YOUR TASK:
Using the listing below, copy every line that mentions "القاسم".

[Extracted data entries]

**********

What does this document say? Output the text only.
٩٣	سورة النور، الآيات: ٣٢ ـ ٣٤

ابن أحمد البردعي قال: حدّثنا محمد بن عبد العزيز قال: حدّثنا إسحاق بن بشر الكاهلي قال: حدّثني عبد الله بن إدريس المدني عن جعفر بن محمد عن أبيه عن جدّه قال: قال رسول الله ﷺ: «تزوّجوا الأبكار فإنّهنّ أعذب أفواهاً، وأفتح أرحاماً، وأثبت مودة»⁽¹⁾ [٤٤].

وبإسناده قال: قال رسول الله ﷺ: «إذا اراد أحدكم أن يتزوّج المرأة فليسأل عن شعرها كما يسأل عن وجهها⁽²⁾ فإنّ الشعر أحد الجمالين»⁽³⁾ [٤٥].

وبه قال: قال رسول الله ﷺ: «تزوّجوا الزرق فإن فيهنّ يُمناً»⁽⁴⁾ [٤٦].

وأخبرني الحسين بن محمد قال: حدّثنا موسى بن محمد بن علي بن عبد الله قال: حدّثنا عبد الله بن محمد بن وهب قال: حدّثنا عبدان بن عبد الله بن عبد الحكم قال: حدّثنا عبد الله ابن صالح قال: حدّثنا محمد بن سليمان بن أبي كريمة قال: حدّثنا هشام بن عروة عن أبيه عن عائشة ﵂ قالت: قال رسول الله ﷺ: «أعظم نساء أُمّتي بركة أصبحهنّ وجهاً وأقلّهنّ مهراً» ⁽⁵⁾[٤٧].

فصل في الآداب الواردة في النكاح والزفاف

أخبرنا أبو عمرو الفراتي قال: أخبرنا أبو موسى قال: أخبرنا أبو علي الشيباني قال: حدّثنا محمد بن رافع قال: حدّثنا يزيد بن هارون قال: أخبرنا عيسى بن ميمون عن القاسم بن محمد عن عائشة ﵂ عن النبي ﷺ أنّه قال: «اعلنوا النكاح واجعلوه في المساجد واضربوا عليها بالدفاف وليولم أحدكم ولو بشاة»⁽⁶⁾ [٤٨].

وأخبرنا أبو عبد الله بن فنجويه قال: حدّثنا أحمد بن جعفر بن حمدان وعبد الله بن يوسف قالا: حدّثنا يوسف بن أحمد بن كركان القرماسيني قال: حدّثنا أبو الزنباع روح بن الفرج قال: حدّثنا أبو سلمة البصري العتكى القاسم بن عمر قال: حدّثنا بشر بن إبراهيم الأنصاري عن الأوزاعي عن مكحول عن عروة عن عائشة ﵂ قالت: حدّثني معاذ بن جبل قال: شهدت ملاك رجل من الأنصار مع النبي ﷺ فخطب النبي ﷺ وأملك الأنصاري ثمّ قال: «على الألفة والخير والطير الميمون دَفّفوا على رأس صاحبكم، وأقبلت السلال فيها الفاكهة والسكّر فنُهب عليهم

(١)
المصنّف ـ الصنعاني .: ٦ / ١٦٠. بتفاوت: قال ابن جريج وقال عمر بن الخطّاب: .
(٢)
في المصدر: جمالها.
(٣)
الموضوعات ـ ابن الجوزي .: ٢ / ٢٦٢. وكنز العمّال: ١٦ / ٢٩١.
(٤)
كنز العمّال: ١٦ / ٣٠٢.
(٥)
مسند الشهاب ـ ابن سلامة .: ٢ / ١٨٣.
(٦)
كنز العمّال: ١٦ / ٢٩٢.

**********

EXPECTED OUTPUT:
أخبرنا أبو عمرو الفراتي قال: أخبرنا أبو موسى قال: أخبرنا أبو علي الشيباني قال: حدّثنا محمد بن رافع قال: حدّثنا يزيد بن هارون قال: أخبرنا عيسى بن ميمون عن القاسم بن محمد عن عائشة ﵂ عن النبي ﷺ أنّه قال: «اعلنوا النكاح واجعلوه في المساجد واضربوا عليها بالدفاف وليولم أحدكم ولو بشاة»⁽⁶⁾ [٤٨].
وأخبرنا أبو عبد الله بن فنجويه قال: حدّثنا أحمد بن جعفر بن حمدان وعبد الله بن يوسف قالا: حدّثنا يوسف بن أحمد بن كركان القرماسيني قال: حدّثنا أبو الزنباع روح بن الفرج قال: حدّثنا أبو سلمة البصري العتكى القاسم بن عمر قال: حدّثنا بشر بن إبراهيم الأنصاري عن الأوزاعي عن مكحول عن عروة عن عائشة ﵂ قالت: حدّثني معاذ بن جبل قال: شهدت ملاك رجل من الأنصار مع النبي ﷺ فخطب النبي ﷺ وأملك الأنصاري ثمّ قال: «على الألفة والخير والطير الميمون دَفّفوا على رأس صاحبكم، وأقبلت السلال فيها الفاكهة والسكّر فنُهب عليهم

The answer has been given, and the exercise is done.